GIVEN EXERCISE — Examine the entries and show every line in which the word "Dette" is found.

Rows from a figure dataset
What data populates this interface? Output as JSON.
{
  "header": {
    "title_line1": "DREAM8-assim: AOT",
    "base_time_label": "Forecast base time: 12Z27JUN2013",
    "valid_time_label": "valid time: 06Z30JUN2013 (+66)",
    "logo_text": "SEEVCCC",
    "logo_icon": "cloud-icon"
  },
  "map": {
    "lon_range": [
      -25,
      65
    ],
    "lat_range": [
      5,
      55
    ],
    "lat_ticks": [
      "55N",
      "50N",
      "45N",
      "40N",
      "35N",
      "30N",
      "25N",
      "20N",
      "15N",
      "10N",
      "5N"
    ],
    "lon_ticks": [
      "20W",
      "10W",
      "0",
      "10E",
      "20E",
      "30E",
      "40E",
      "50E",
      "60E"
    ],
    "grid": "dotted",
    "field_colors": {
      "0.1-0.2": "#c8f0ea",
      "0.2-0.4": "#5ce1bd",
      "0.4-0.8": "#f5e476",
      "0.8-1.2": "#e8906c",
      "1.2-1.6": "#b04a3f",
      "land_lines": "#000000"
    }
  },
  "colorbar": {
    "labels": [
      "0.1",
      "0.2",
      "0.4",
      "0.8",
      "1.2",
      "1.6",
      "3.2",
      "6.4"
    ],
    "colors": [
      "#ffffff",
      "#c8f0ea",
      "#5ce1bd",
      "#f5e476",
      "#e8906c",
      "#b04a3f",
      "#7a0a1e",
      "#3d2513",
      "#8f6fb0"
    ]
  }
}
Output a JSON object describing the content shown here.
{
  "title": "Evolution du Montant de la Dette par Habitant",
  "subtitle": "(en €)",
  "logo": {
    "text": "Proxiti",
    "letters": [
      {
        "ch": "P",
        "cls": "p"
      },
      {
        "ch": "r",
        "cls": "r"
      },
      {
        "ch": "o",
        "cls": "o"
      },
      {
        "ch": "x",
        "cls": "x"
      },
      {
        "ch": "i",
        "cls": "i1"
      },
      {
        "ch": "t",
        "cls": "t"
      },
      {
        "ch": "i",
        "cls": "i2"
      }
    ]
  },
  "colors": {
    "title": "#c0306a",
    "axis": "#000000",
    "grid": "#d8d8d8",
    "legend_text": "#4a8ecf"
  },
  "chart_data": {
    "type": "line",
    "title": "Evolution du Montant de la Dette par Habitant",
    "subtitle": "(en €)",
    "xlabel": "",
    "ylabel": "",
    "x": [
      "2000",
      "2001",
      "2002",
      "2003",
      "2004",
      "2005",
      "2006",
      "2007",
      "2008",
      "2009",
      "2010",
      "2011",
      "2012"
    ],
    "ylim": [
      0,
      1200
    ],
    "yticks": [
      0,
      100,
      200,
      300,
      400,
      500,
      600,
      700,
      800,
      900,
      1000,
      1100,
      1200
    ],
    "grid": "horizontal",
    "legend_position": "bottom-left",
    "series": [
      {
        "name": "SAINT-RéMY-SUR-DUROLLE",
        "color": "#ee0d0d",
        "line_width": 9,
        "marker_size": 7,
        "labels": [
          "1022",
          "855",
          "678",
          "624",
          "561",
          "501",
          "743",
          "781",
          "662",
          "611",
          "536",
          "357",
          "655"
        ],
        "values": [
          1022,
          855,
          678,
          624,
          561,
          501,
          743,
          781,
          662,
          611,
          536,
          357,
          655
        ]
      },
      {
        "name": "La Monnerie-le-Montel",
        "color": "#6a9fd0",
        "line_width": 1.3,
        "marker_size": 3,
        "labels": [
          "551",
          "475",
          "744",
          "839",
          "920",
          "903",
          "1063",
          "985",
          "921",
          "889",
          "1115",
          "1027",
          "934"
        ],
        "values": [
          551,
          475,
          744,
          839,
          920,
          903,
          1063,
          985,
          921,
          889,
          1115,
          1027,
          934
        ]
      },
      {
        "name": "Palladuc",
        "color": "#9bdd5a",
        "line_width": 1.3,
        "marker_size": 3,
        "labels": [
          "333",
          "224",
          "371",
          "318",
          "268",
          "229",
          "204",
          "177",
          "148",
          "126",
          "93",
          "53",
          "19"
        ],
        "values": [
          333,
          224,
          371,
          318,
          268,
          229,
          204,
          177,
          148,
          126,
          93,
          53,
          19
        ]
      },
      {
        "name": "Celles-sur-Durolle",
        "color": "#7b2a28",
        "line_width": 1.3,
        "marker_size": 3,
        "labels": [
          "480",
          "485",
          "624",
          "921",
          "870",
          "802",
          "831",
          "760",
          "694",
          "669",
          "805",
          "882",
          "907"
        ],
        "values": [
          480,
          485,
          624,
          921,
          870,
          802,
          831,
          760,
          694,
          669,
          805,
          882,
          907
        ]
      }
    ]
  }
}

SOLUTION TO THIS PROBLEM —
  "title": "Evolution du Montant de la Dette par Habitant",
    "title": "Evolution du Montant de la Dette par Habitant",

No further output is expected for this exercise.